[Annotated element entries]
____________________
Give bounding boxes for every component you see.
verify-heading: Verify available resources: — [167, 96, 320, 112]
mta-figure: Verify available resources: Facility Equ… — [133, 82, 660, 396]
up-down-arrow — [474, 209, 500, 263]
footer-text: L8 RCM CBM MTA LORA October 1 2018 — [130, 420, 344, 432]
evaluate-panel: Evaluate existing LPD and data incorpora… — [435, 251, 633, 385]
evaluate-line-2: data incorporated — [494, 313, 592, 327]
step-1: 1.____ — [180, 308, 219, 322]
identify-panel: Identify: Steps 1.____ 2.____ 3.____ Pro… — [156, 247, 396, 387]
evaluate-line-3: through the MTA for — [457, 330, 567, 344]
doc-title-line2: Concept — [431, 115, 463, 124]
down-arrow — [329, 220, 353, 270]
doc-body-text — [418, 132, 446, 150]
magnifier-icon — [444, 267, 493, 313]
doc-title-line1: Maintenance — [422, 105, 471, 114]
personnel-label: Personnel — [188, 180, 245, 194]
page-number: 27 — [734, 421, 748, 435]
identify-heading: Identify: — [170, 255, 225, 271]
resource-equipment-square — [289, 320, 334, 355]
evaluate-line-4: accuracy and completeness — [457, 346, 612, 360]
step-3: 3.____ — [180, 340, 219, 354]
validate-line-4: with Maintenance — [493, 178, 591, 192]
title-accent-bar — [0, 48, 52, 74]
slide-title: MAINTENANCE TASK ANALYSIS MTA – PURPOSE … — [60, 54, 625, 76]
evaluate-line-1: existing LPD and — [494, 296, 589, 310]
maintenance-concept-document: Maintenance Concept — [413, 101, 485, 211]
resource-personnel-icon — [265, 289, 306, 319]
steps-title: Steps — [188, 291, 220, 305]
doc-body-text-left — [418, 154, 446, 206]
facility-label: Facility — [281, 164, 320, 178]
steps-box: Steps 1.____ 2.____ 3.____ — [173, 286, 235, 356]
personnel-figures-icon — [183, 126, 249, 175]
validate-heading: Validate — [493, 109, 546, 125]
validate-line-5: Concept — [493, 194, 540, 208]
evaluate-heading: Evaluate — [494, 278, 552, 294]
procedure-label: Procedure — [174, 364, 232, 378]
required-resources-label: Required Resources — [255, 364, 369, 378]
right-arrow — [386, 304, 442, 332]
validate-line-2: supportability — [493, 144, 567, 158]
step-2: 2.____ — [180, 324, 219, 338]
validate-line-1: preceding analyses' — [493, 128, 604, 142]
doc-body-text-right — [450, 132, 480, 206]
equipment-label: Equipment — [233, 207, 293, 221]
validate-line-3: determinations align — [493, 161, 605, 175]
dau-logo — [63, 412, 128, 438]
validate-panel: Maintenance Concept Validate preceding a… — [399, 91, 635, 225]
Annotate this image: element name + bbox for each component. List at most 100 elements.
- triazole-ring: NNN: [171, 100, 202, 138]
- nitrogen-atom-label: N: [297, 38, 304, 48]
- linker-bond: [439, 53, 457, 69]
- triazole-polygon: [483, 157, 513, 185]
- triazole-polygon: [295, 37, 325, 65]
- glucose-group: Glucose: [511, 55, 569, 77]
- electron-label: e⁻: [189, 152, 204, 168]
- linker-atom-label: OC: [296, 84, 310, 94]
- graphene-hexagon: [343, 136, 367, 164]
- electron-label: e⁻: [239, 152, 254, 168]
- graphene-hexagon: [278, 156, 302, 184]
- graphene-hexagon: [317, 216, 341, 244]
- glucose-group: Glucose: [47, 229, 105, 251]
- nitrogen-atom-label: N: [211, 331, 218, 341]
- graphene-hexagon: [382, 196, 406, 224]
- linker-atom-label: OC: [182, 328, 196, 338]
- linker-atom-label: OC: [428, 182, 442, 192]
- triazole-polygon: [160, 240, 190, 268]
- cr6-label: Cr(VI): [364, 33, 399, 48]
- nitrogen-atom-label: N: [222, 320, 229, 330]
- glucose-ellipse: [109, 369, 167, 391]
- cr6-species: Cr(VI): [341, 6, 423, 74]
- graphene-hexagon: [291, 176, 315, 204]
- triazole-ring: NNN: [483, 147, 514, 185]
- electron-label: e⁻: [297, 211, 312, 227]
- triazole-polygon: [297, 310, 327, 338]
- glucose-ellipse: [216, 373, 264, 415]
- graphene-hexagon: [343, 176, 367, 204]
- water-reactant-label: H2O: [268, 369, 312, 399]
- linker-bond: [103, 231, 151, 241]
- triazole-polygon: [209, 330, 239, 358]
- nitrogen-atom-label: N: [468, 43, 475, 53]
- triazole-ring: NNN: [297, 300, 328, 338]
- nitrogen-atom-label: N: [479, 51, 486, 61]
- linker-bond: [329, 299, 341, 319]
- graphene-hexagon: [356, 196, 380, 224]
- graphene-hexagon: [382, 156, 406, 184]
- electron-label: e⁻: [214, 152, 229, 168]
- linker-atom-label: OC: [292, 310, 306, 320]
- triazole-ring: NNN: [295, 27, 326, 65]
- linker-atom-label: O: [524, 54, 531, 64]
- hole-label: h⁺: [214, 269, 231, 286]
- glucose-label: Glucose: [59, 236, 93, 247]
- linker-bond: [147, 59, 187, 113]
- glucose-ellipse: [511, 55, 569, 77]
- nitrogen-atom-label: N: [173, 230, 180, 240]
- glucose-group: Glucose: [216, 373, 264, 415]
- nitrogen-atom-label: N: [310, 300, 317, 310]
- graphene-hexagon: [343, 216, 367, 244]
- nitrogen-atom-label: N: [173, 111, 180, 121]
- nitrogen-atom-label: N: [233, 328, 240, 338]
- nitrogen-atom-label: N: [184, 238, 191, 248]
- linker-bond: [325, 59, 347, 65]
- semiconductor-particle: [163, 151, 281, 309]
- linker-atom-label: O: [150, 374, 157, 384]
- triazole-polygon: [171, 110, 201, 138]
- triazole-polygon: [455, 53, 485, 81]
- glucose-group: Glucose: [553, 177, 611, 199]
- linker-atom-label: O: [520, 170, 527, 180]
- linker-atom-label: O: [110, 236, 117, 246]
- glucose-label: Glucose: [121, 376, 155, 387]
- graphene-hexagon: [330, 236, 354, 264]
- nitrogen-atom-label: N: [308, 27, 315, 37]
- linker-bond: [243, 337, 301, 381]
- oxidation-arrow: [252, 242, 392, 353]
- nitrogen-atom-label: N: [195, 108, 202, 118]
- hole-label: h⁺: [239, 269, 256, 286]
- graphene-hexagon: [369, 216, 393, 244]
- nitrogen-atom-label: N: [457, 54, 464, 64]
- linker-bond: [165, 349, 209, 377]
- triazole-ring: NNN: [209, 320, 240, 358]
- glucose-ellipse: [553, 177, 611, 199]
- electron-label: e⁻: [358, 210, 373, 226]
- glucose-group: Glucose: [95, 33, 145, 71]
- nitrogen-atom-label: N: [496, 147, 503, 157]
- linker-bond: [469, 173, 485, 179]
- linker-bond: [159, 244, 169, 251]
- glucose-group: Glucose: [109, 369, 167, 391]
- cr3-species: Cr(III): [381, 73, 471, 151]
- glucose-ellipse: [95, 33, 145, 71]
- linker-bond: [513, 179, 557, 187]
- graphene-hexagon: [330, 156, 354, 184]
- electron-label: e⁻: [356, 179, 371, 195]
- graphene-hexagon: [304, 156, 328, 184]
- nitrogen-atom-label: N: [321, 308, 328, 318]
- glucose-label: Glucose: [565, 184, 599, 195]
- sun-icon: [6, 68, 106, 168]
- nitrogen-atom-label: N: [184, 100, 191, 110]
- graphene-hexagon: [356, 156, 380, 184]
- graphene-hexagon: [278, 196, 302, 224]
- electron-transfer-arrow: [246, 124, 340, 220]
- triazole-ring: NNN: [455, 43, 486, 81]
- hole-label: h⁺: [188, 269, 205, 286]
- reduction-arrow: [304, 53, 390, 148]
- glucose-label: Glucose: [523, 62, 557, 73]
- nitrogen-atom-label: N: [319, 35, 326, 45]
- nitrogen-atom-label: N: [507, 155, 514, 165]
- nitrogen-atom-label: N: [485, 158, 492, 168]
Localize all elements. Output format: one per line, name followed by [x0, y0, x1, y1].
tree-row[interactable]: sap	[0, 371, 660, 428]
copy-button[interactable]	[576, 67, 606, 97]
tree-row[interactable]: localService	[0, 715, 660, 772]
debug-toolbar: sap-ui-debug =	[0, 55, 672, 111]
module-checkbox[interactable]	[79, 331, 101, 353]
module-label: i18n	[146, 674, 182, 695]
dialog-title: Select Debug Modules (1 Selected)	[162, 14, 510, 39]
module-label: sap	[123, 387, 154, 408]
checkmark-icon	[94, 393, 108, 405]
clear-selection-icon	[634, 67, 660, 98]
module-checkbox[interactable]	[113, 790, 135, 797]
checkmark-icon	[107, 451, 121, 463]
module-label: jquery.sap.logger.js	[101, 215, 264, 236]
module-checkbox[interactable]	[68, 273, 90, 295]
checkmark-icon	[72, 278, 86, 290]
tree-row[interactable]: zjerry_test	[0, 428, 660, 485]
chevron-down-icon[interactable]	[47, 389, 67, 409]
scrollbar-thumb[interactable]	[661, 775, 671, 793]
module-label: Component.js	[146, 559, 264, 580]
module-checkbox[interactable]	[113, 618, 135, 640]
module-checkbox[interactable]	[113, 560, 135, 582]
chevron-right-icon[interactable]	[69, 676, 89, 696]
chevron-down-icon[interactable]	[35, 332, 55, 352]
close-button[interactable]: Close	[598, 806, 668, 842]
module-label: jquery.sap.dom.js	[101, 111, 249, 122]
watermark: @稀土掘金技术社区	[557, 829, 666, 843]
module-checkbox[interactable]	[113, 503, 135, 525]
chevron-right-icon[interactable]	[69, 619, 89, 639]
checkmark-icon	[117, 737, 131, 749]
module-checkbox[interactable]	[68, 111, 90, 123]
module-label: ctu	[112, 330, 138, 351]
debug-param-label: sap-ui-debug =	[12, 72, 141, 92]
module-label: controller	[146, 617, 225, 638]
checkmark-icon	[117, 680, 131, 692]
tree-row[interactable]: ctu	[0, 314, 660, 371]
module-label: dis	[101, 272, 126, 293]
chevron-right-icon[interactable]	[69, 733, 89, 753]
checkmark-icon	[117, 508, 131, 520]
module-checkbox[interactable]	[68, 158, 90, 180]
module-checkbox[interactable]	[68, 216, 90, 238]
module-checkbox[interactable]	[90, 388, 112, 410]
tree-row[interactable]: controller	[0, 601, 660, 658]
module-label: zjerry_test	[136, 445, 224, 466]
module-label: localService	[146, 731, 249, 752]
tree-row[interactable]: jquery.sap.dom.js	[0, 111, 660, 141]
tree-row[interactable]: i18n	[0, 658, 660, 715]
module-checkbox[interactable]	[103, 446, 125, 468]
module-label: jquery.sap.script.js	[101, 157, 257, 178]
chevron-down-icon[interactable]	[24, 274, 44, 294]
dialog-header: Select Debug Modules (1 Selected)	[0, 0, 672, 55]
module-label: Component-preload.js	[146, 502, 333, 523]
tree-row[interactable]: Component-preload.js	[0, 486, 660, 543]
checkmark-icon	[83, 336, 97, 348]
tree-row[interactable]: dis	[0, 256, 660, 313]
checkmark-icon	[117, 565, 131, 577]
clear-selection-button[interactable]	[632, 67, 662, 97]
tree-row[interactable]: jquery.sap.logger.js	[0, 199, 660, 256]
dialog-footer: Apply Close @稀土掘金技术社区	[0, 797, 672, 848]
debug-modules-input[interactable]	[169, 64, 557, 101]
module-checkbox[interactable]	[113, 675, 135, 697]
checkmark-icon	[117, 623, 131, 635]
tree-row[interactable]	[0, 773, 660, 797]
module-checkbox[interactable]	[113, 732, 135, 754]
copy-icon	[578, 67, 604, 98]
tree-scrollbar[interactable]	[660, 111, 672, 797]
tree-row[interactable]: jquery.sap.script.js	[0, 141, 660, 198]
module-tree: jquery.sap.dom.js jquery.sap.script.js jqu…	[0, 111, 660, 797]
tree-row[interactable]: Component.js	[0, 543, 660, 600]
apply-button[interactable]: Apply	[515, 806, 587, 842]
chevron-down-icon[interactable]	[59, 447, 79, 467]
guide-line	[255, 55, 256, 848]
____________________
Do this
Reproduce the entries above word for word, from the first line of the entries through the line containing "page-number: 27 — [734, 421, 748, 435]", with both of those lines included.

Output of the task
Give bounding boxes for every component you see.
verify-heading: Verify available resources: — [167, 96, 320, 112]
mta-figure: Verify available resources: Facility Equ… — [133, 82, 660, 396]
up-down-arrow — [474, 209, 500, 263]
footer-text: L8 RCM CBM MTA LORA October 1 2018 — [130, 420, 344, 432]
evaluate-panel: Evaluate existing LPD and data incorpora… — [435, 251, 633, 385]
evaluate-line-2: data incorporated — [494, 313, 592, 327]
step-1: 1.____ — [180, 308, 219, 322]
identify-panel: Identify: Steps 1.____ 2.____ 3.____ Pro… — [156, 247, 396, 387]
evaluate-line-3: through the MTA for — [457, 330, 567, 344]
doc-title-line2: Concept — [431, 115, 463, 124]
down-arrow — [329, 220, 353, 270]
doc-body-text — [418, 132, 446, 150]
magnifier-icon — [444, 267, 493, 313]
doc-title-line1: Maintenance — [422, 105, 471, 114]
personnel-label: Personnel — [188, 180, 245, 194]
page-number: 27 — [734, 421, 748, 435]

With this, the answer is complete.